=== To do ===
Reproduce every line of the rows below without any changes, but omit the pictures.
········
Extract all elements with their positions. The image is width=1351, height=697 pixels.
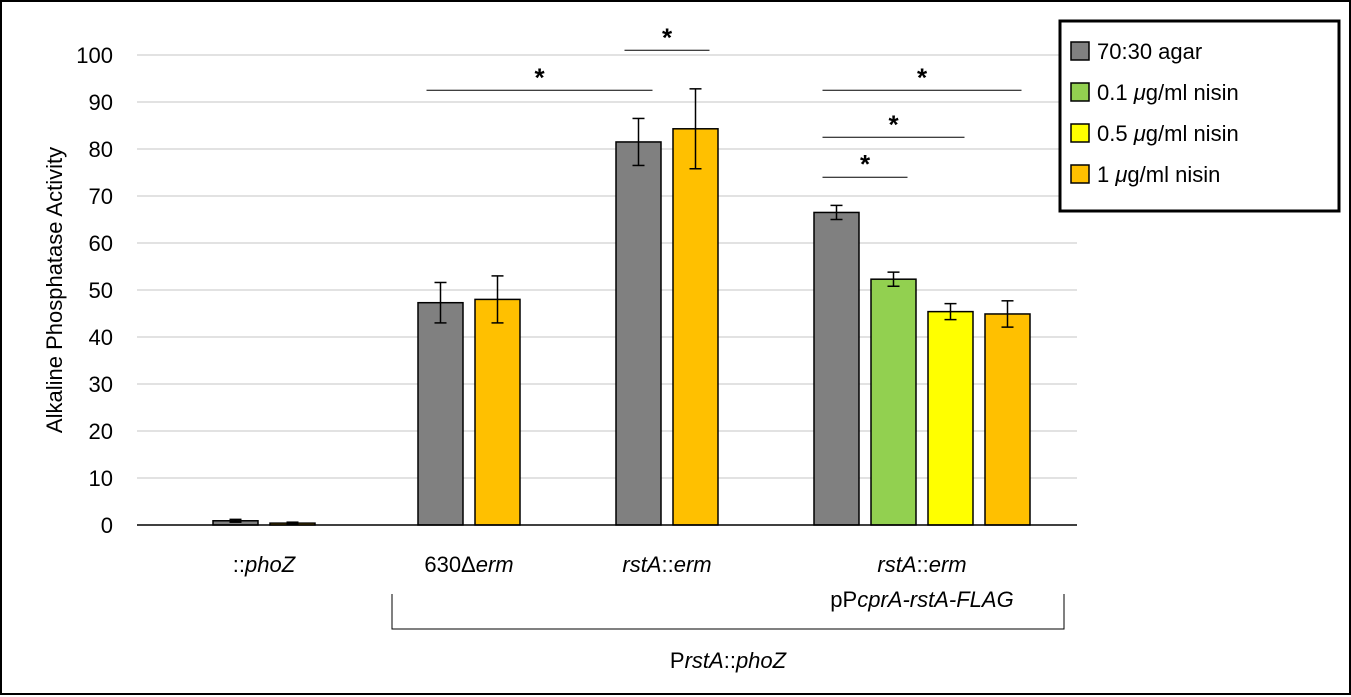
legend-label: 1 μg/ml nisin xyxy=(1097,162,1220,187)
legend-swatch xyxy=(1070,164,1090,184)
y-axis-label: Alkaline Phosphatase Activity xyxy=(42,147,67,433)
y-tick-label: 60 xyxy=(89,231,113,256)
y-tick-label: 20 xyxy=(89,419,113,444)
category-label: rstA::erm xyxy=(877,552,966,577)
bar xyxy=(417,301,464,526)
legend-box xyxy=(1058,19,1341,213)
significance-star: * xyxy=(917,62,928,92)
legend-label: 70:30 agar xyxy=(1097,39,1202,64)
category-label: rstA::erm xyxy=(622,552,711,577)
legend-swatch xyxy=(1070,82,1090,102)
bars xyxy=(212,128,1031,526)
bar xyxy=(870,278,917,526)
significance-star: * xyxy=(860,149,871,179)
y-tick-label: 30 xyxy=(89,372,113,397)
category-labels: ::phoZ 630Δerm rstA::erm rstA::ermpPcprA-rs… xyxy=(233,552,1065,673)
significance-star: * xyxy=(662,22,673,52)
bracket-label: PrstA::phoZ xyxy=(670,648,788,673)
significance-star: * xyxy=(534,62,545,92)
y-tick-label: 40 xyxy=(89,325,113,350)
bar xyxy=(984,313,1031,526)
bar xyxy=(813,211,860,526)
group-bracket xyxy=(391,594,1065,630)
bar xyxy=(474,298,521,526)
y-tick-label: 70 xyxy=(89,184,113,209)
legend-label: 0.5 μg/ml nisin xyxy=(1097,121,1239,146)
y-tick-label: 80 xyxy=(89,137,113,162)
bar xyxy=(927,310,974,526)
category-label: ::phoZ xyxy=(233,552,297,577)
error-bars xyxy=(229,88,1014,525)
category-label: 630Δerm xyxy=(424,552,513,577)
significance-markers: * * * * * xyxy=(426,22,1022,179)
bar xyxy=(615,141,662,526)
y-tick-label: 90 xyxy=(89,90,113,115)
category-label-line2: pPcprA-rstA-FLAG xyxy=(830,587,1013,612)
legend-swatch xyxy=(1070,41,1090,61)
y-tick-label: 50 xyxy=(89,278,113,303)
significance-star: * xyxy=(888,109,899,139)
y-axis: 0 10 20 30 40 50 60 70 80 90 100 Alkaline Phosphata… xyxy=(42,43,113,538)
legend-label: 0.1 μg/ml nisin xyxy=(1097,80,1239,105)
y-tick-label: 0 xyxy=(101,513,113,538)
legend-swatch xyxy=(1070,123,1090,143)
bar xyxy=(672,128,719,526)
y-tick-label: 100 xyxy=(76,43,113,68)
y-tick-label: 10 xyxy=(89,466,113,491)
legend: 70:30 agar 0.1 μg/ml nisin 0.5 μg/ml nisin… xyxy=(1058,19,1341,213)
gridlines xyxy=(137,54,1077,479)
········
=== Answer for the task ===
Extract all elements with their positions. The image is width=1351, height=697 pixels.
legend-label: 1 μg/ml nisin xyxy=(1097,162,1220,187)
legend-swatch xyxy=(1070,164,1090,184)
y-axis-label: Alkaline Phosphatase Activity xyxy=(42,147,67,433)
y-tick-label: 60 xyxy=(89,231,113,256)
y-tick-label: 20 xyxy=(89,419,113,444)
category-label: rstA::erm xyxy=(877,552,966,577)
bar xyxy=(417,301,464,526)
legend-box xyxy=(1058,19,1341,213)
significance-star: * xyxy=(917,62,928,92)
legend-label: 70:30 agar xyxy=(1097,39,1202,64)
category-label: rstA::erm xyxy=(622,552,711,577)
legend-swatch xyxy=(1070,82,1090,102)
bars xyxy=(212,128,1031,526)
bar xyxy=(870,278,917,526)
significance-star: * xyxy=(860,149,871,179)
y-tick-label: 30 xyxy=(89,372,113,397)
category-labels: ::phoZ 630Δerm rstA::erm rstA::ermpPcprA-rs… xyxy=(233,552,1065,673)
significance-star: * xyxy=(662,22,673,52)
bracket-label: PrstA::phoZ xyxy=(670,648,788,673)
significance-star: * xyxy=(534,62,545,92)
y-tick-label: 40 xyxy=(89,325,113,350)
bar xyxy=(984,313,1031,526)
bar xyxy=(813,211,860,526)
group-bracket xyxy=(391,594,1065,630)
bar xyxy=(474,298,521,526)
y-tick-label: 70 xyxy=(89,184,113,209)
legend-label: 0.5 μg/ml nisin xyxy=(1097,121,1239,146)
y-tick-label: 80 xyxy=(89,137,113,162)
bar xyxy=(927,310,974,526)
category-label: ::phoZ xyxy=(233,552,297,577)
error-bars xyxy=(229,88,1014,525)
category-label: 630Δerm xyxy=(424,552,513,577)
significance-markers: * * * * * xyxy=(426,22,1022,179)
bar xyxy=(615,141,662,526)
y-tick-label: 90 xyxy=(89,90,113,115)
category-label-line2: pPcprA-rstA-FLAG xyxy=(830,587,1013,612)
legend-swatch xyxy=(1070,41,1090,61)
y-tick-label: 50 xyxy=(89,278,113,303)
significance-star: * xyxy=(888,109,899,139)
y-axis: 0 10 20 30 40 50 60 70 80 90 100 Alkaline Phosphata… xyxy=(42,43,113,538)
legend-label: 0.1 μg/ml nisin xyxy=(1097,80,1239,105)
y-tick-label: 0 xyxy=(101,513,113,538)
legend-swatch xyxy=(1070,123,1090,143)
bar xyxy=(672,128,719,526)
y-tick-label: 100 xyxy=(76,43,113,68)
y-tick-label: 10 xyxy=(89,466,113,491)
legend: 70:30 agar 0.1 μg/ml nisin 0.5 μg/ml nisin… xyxy=(1058,19,1341,213)
gridlines xyxy=(137,54,1077,479)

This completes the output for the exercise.